= Problem to work on =
Extract every entry word for word. Skip the pictures.

= Recorded data =
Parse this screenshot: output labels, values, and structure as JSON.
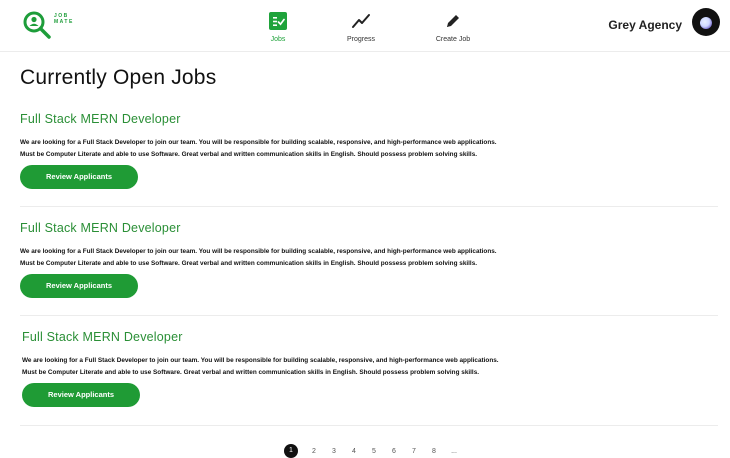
{
  "brand": {
    "logo_text_line1": "JOB",
    "logo_text_line2": "MATE"
  },
  "nav": {
    "items": [
      {
        "label": "Jobs",
        "icon": "jobs-checklist-icon",
        "active": true
      },
      {
        "label": "Progress",
        "icon": "trend-line-icon",
        "active": false
      },
      {
        "label": "Create Job",
        "icon": "pencil-icon",
        "active": false
      }
    ]
  },
  "user": {
    "name": "Grey Agency"
  },
  "page": {
    "title": "Currently Open Jobs"
  },
  "jobs": [
    {
      "title": "Full Stack MERN Developer",
      "desc_line1": "We are looking for a Full Stack Developer to join our team. You will be responsible for building scalable, responsive, and high-performance web applications.",
      "desc_line2": "Must be Computer Literate and able to use Software. Great verbal and written communication skills in English. Should possess problem solving skills.",
      "button": "Review Applicants"
    },
    {
      "title": "Full Stack MERN Developer",
      "desc_line1": "We are looking for a Full Stack Developer to join our team. You will be responsible for building scalable, responsive, and high-performance web applications.",
      "desc_line2": "Must be Computer Literate and able to use Software. Great verbal and written communication skills in English. Should possess problem solving skills.",
      "button": "Review Applicants"
    },
    {
      "title": "Full Stack MERN Developer",
      "desc_line1": "We are looking for a Full Stack Developer to join our team. You will be responsible for building scalable, responsive, and high-performance web applications.",
      "desc_line2": "Must be Computer Literate and able to use Software. Great verbal and written communication skills in English. Should possess problem solving skills.",
      "button": "Review Applicants"
    }
  ],
  "pagination": {
    "pages": [
      "1",
      "2",
      "3",
      "4",
      "5",
      "6",
      "7",
      "8",
      "..."
    ],
    "current": "1"
  },
  "colors": {
    "accent": "#1f9b35",
    "title_green": "#2a8f36"
  }
}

= Exercise solution =
Parse this screenshot: output labels, values, and structure as JSON.
{
  "brand": {
    "logo_text_line1": "JOB",
    "logo_text_line2": "MATE"
  },
  "nav": {
    "items": [
      {
        "label": "Jobs",
        "icon": "jobs-checklist-icon",
        "active": true
      },
      {
        "label": "Progress",
        "icon": "trend-line-icon",
        "active": false
      },
      {
        "label": "Create Job",
        "icon": "pencil-icon",
        "active": false
      }
    ]
  },
  "user": {
    "name": "Grey Agency"
  },
  "page": {
    "title": "Currently Open Jobs"
  },
  "jobs": [
    {
      "title": "Full Stack MERN Developer",
      "desc_line1": "We are looking for a Full Stack Developer to join our team. You will be responsible for building scalable, responsive, and high-performance web applications.",
      "desc_line2": "Must be Computer Literate and able to use Software. Great verbal and written communication skills in English. Should possess problem solving skills.",
      "button": "Review Applicants"
    },
    {
      "title": "Full Stack MERN Developer",
      "desc_line1": "We are looking for a Full Stack Developer to join our team. You will be responsible for building scalable, responsive, and high-performance web applications.",
      "desc_line2": "Must be Computer Literate and able to use Software. Great verbal and written communication skills in English. Should possess problem solving skills.",
      "button": "Review Applicants"
    },
    {
      "title": "Full Stack MERN Developer",
      "desc_line1": "We are looking for a Full Stack Developer to join our team. You will be responsible for building scalable, responsive, and high-performance web applications.",
      "desc_line2": "Must be Computer Literate and able to use Software. Great verbal and written communication skills in English. Should possess problem solving skills.",
      "button": "Review Applicants"
    }
  ],
  "pagination": {
    "pages": [
      "1",
      "2",
      "3",
      "4",
      "5",
      "6",
      "7",
      "8",
      "..."
    ],
    "current": "1"
  },
  "colors": {
    "accent": "#1f9b35",
    "title_green": "#2a8f36"
  }
}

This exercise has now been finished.